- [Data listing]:
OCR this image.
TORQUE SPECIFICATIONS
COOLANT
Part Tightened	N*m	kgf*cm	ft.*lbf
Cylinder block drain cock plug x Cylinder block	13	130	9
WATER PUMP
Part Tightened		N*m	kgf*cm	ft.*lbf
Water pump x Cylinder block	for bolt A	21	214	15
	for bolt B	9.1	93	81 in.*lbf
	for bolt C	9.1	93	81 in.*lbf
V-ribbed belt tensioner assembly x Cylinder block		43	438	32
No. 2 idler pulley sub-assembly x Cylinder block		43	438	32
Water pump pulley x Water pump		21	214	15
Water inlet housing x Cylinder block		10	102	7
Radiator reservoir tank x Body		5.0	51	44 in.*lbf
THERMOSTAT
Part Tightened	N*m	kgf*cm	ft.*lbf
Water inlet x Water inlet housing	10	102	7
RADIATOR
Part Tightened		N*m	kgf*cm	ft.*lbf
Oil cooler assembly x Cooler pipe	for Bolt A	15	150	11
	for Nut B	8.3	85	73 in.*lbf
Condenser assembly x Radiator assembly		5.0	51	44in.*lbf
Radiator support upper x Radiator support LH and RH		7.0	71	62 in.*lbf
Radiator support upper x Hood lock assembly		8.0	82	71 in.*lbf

- [TASK DETAILS]:
Scan the records above for the string "pulley", then report every line that contains it.

- [RESULT BELOW]:
No. 2 idler pulley sub-assembly x Cylinder block		43	438	32
Water pump pulley x Water pump		21	214	15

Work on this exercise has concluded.